Set exercise:
Read the records and write them out again exactly.
= = = = = = =
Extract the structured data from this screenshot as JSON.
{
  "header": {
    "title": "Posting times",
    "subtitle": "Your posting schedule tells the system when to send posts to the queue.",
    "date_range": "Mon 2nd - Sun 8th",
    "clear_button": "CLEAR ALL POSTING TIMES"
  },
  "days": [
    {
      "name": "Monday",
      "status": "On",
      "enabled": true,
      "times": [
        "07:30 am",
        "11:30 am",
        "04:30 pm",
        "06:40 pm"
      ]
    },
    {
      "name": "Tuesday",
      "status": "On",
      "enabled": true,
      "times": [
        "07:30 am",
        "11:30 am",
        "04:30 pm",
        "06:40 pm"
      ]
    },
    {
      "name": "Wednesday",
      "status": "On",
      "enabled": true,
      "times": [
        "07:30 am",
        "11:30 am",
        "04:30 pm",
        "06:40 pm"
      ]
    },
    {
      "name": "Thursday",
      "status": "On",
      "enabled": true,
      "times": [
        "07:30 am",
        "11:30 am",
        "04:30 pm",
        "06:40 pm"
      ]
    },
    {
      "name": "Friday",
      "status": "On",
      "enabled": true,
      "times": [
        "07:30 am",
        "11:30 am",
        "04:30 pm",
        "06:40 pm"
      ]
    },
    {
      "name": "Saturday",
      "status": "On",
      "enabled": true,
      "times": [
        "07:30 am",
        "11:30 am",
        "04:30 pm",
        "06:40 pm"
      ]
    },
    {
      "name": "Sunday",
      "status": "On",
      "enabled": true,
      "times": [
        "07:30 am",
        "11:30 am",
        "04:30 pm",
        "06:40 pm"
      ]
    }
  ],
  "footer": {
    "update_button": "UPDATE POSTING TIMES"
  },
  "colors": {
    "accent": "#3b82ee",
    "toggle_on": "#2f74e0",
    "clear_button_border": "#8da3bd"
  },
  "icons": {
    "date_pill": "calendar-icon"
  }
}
= = = = = = =
Output:
Extract the structured data from this screenshot as JSON.
{
  "header": {
    "title": "Posting times",
    "subtitle": "Your posting schedule tells the system when to send posts to the queue.",
    "date_range": "Mon 2nd - Sun 8th",
    "clear_button": "CLEAR ALL POSTING TIMES"
  },
  "days": [
    {
      "name": "Monday",
      "status": "On",
      "enabled": true,
      "times": [
        "07:30 am",
        "11:30 am",
        "04:30 pm",
        "06:40 pm"
      ]
    },
    {
      "name": "Tuesday",
      "status": "On",
      "enabled": true,
      "times": [
        "07:30 am",
        "11:30 am",
        "04:30 pm",
        "06:40 pm"
      ]
    },
    {
      "name": "Wednesday",
      "status": "On",
      "enabled": true,
      "times": [
        "07:30 am",
        "11:30 am",
        "04:30 pm",
        "06:40 pm"
      ]
    },
    {
      "name": "Thursday",
      "status": "On",
      "enabled": true,
      "times": [
        "07:30 am",
        "11:30 am",
        "04:30 pm",
        "06:40 pm"
      ]
    },
    {
      "name": "Friday",
      "status": "On",
      "enabled": true,
      "times": [
        "07:30 am",
        "11:30 am",
        "04:30 pm",
        "06:40 pm"
      ]
    },
    {
      "name": "Saturday",
      "status": "On",
      "enabled": true,
      "times": [
        "07:30 am",
        "11:30 am",
        "04:30 pm",
        "06:40 pm"
      ]
    },
    {
      "name": "Sunday",
      "status": "On",
      "enabled": true,
      "times": [
        "07:30 am",
        "11:30 am",
        "04:30 pm",
        "06:40 pm"
      ]
    }
  ],
  "footer": {
    "update_button": "UPDATE POSTING TIMES"
  },
  "colors": {
    "accent": "#3b82ee",
    "toggle_on": "#2f74e0",
    "clear_button_border": "#8da3bd"
  },
  "icons": {
    "date_pill": "calendar-icon"
  }
}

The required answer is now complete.